::: DATASET EXCERPTS

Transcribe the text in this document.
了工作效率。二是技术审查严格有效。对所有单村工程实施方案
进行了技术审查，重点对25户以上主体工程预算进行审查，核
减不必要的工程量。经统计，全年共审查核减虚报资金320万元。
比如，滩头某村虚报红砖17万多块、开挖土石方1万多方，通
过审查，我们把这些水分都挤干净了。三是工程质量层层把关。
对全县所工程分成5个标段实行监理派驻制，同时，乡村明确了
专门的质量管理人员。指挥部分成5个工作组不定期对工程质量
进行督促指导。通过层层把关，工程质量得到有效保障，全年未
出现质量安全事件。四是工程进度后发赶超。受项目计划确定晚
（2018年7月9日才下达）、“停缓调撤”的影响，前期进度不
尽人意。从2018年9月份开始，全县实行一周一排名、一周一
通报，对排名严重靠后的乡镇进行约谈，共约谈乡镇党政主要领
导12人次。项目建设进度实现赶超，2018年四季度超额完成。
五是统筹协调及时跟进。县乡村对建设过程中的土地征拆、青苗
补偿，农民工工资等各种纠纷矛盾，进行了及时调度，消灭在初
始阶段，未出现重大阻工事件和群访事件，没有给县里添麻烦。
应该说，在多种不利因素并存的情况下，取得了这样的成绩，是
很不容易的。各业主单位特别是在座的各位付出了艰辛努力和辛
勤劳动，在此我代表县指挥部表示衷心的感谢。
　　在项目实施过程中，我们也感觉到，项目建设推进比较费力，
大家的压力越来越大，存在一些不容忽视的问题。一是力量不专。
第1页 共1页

::::::
::: DATASET EXCERPTS

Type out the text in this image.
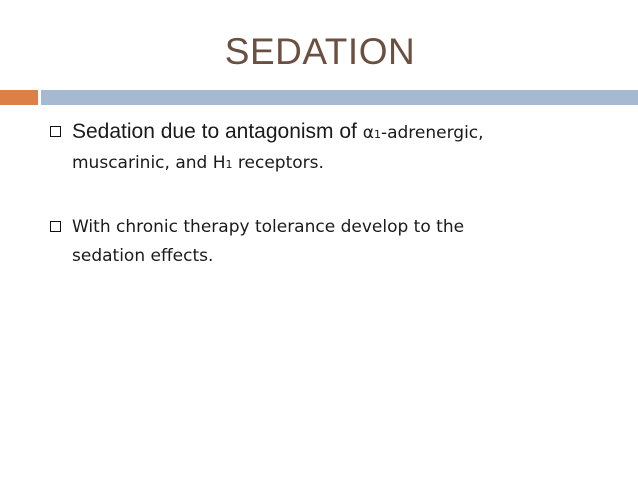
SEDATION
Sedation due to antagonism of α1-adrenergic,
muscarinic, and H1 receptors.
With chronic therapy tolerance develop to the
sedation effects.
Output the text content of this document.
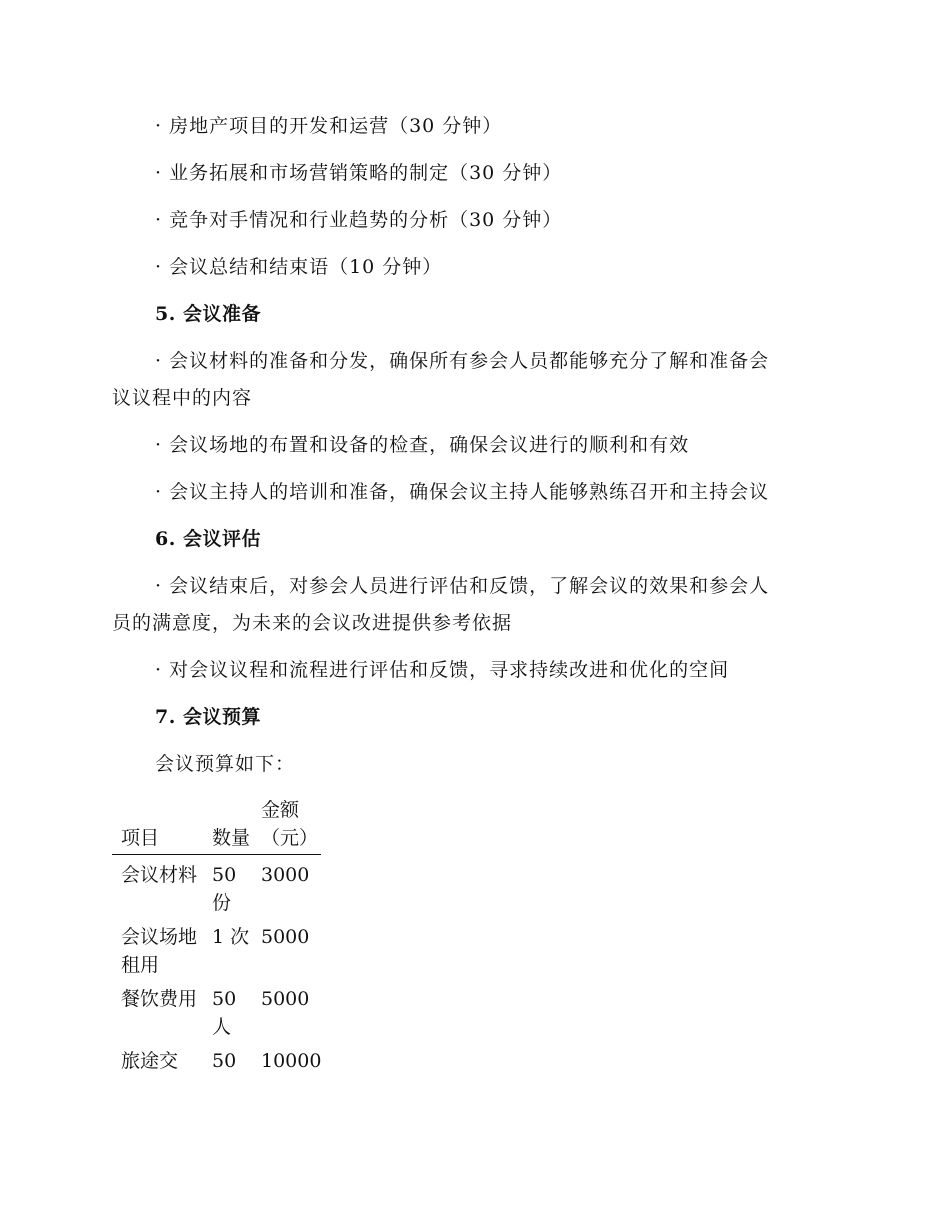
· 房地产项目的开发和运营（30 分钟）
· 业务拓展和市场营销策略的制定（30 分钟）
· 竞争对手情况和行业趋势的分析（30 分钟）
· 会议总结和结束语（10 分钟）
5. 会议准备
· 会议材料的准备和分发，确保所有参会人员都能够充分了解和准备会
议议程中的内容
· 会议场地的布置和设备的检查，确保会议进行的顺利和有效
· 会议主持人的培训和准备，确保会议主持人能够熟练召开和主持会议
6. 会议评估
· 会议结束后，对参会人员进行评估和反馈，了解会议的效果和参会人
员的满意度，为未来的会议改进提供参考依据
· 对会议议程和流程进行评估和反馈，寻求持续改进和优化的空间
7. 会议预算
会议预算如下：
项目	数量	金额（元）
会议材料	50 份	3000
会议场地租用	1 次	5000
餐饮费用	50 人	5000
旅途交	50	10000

::::::

GOAL
State how many lines of the listing above hold the word "this", with nothing but the number.

SOLUTION
3